» Provided records

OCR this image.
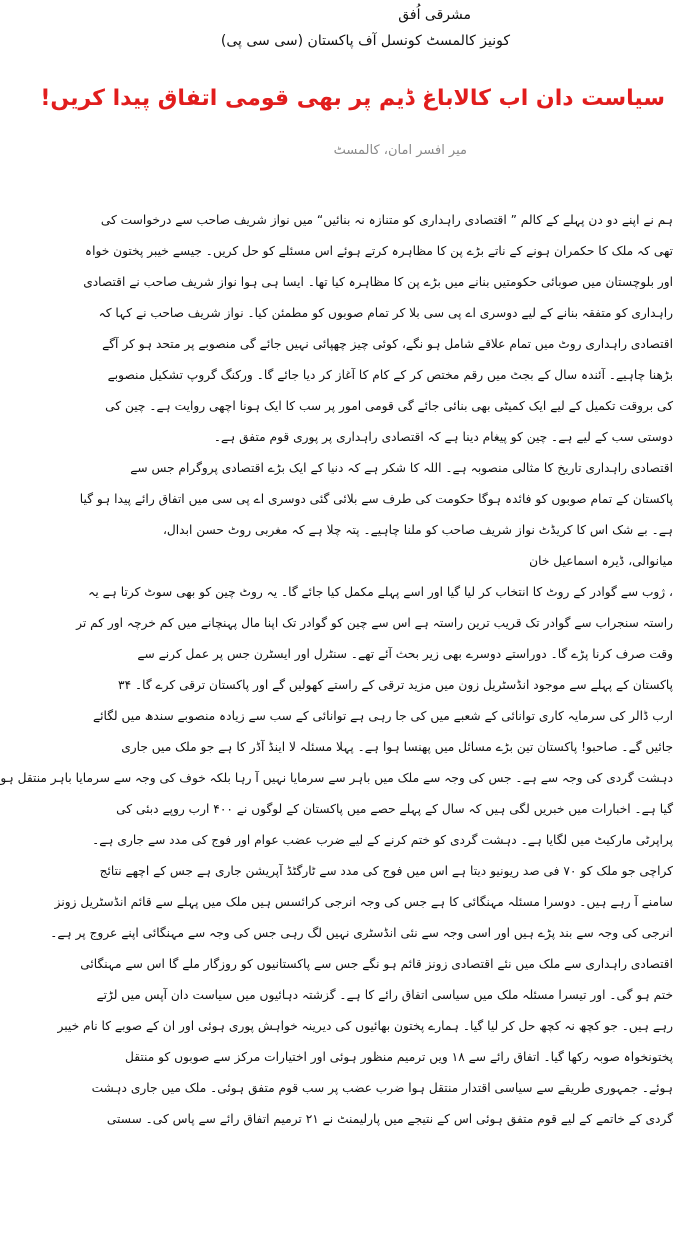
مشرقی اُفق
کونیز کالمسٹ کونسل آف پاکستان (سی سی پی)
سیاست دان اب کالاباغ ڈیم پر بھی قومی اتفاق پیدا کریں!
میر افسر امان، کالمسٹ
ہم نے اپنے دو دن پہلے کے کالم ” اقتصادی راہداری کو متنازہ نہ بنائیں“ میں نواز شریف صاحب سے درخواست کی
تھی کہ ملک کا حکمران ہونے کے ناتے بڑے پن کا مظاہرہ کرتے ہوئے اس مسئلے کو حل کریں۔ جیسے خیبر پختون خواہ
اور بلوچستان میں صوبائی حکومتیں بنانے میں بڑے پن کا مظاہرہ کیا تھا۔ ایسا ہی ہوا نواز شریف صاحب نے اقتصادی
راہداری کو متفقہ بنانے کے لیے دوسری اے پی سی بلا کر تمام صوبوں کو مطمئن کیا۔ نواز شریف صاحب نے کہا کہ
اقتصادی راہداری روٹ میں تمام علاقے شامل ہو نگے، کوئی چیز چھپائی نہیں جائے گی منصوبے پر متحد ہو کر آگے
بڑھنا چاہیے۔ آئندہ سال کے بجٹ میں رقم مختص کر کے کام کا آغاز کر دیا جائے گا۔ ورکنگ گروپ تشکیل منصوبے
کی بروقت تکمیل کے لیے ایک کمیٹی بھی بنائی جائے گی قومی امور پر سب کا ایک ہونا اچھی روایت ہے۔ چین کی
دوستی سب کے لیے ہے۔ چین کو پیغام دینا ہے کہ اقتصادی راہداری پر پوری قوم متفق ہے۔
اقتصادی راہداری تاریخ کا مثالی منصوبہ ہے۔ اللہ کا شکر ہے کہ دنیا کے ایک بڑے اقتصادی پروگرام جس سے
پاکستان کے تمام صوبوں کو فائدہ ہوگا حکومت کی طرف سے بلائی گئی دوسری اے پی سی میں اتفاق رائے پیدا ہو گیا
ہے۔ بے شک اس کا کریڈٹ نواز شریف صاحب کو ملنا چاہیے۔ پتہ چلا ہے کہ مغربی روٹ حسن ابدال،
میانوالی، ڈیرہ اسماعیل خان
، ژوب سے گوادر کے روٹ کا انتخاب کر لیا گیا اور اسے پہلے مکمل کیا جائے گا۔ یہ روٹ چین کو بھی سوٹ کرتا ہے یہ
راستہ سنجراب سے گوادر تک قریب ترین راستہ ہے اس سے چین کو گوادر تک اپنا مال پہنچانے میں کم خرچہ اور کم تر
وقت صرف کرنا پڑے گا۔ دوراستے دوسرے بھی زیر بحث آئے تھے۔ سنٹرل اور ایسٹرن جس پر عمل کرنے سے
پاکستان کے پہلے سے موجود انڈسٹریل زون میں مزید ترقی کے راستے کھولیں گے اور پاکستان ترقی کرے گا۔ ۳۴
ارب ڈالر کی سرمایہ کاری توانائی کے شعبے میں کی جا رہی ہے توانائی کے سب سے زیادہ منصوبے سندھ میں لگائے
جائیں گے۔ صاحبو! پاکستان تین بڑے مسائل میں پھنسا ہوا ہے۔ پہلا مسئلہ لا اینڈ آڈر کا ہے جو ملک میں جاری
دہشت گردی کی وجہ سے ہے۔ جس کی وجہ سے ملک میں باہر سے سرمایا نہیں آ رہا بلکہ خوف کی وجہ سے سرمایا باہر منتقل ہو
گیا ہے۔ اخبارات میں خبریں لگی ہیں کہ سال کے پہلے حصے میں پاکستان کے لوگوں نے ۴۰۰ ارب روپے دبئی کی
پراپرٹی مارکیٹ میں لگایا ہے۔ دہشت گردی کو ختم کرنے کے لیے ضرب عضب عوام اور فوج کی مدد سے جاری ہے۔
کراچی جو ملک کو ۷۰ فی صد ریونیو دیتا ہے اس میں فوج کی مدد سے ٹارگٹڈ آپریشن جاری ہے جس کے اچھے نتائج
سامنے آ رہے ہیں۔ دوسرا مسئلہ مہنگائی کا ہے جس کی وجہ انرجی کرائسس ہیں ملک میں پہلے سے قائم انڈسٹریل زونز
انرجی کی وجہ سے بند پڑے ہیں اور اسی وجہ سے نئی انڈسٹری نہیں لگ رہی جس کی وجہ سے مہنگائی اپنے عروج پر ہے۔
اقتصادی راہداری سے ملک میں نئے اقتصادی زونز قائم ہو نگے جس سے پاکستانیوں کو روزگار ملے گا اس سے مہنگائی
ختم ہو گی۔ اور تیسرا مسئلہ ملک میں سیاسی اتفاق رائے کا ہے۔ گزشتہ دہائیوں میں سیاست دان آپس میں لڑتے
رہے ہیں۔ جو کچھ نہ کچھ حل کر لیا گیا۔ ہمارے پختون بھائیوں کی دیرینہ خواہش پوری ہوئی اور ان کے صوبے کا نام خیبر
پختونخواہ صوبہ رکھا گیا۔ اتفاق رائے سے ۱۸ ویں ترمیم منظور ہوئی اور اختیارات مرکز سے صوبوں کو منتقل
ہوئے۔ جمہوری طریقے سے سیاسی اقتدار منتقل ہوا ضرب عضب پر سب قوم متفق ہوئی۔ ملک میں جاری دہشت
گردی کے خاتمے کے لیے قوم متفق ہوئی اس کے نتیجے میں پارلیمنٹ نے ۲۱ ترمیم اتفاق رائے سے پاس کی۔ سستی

» Exercise objective
Omit the pictures, and quote the material above exactly as given.

» Solution to the exercise
OCR this image.
مشرقی اُفق
کونیز کالمسٹ کونسل آف پاکستان (سی سی پی)
سیاست دان اب کالاباغ ڈیم پر بھی قومی اتفاق پیدا کریں!
میر افسر امان، کالمسٹ
ہم نے اپنے دو دن پہلے کے کالم ” اقتصادی راہداری کو متنازہ نہ بنائیں“ میں نواز شریف صاحب سے درخواست کی
تھی کہ ملک کا حکمران ہونے کے ناتے بڑے پن کا مظاہرہ کرتے ہوئے اس مسئلے کو حل کریں۔ جیسے خیبر پختون خواہ
اور بلوچستان میں صوبائی حکومتیں بنانے میں بڑے پن کا مظاہرہ کیا تھا۔ ایسا ہی ہوا نواز شریف صاحب نے اقتصادی
راہداری کو متفقہ بنانے کے لیے دوسری اے پی سی بلا کر تمام صوبوں کو مطمئن کیا۔ نواز شریف صاحب نے کہا کہ
اقتصادی راہداری روٹ میں تمام علاقے شامل ہو نگے، کوئی چیز چھپائی نہیں جائے گی منصوبے پر متحد ہو کر آگے
بڑھنا چاہیے۔ آئندہ سال کے بجٹ میں رقم مختص کر کے کام کا آغاز کر دیا جائے گا۔ ورکنگ گروپ تشکیل منصوبے
کی بروقت تکمیل کے لیے ایک کمیٹی بھی بنائی جائے گی قومی امور پر سب کا ایک ہونا اچھی روایت ہے۔ چین کی
دوستی سب کے لیے ہے۔ چین کو پیغام دینا ہے کہ اقتصادی راہداری پر پوری قوم متفق ہے۔
اقتصادی راہداری تاریخ کا مثالی منصوبہ ہے۔ اللہ کا شکر ہے کہ دنیا کے ایک بڑے اقتصادی پروگرام جس سے
پاکستان کے تمام صوبوں کو فائدہ ہوگا حکومت کی طرف سے بلائی گئی دوسری اے پی سی میں اتفاق رائے پیدا ہو گیا
ہے۔ بے شک اس کا کریڈٹ نواز شریف صاحب کو ملنا چاہیے۔ پتہ چلا ہے کہ مغربی روٹ حسن ابدال،
میانوالی، ڈیرہ اسماعیل خان
، ژوب سے گوادر کے روٹ کا انتخاب کر لیا گیا اور اسے پہلے مکمل کیا جائے گا۔ یہ روٹ چین کو بھی سوٹ کرتا ہے یہ
راستہ سنجراب سے گوادر تک قریب ترین راستہ ہے اس سے چین کو گوادر تک اپنا مال پہنچانے میں کم خرچہ اور کم تر
وقت صرف کرنا پڑے گا۔ دوراستے دوسرے بھی زیر بحث آئے تھے۔ سنٹرل اور ایسٹرن جس پر عمل کرنے سے
پاکستان کے پہلے سے موجود انڈسٹریل زون میں مزید ترقی کے راستے کھولیں گے اور پاکستان ترقی کرے گا۔ ۳۴
ارب ڈالر کی سرمایہ کاری توانائی کے شعبے میں کی جا رہی ہے توانائی کے سب سے زیادہ منصوبے سندھ میں لگائے
جائیں گے۔ صاحبو! پاکستان تین بڑے مسائل میں پھنسا ہوا ہے۔ پہلا مسئلہ لا اینڈ آڈر کا ہے جو ملک میں جاری
دہشت گردی کی وجہ سے ہے۔ جس کی وجہ سے ملک میں باہر سے سرمایا نہیں آ رہا بلکہ خوف کی وجہ سے سرمایا باہر منتقل ہو
گیا ہے۔ اخبارات میں خبریں لگی ہیں کہ سال کے پہلے حصے میں پاکستان کے لوگوں نے ۴۰۰ ارب روپے دبئی کی
پراپرٹی مارکیٹ میں لگایا ہے۔ دہشت گردی کو ختم کرنے کے لیے ضرب عضب عوام اور فوج کی مدد سے جاری ہے۔
کراچی جو ملک کو ۷۰ فی صد ریونیو دیتا ہے اس میں فوج کی مدد سے ٹارگٹڈ آپریشن جاری ہے جس کے اچھے نتائج
سامنے آ رہے ہیں۔ دوسرا مسئلہ مہنگائی کا ہے جس کی وجہ انرجی کرائسس ہیں ملک میں پہلے سے قائم انڈسٹریل زونز
انرجی کی وجہ سے بند پڑے ہیں اور اسی وجہ سے نئی انڈسٹری نہیں لگ رہی جس کی وجہ سے مہنگائی اپنے عروج پر ہے۔
اقتصادی راہداری سے ملک میں نئے اقتصادی زونز قائم ہو نگے جس سے پاکستانیوں کو روزگار ملے گا اس سے مہنگائی
ختم ہو گی۔ اور تیسرا مسئلہ ملک میں سیاسی اتفاق رائے کا ہے۔ گزشتہ دہائیوں میں سیاست دان آپس میں لڑتے
رہے ہیں۔ جو کچھ نہ کچھ حل کر لیا گیا۔ ہمارے پختون بھائیوں کی دیرینہ خواہش پوری ہوئی اور ان کے صوبے کا نام خیبر
پختونخواہ صوبہ رکھا گیا۔ اتفاق رائے سے ۱۸ ویں ترمیم منظور ہوئی اور اختیارات مرکز سے صوبوں کو منتقل
ہوئے۔ جمہوری طریقے سے سیاسی اقتدار منتقل ہوا ضرب عضب پر سب قوم متفق ہوئی۔ ملک میں جاری دہشت
گردی کے خاتمے کے لیے قوم متفق ہوئی اس کے نتیجے میں پارلیمنٹ نے ۲۱ ترمیم اتفاق رائے سے پاس کی۔ سستی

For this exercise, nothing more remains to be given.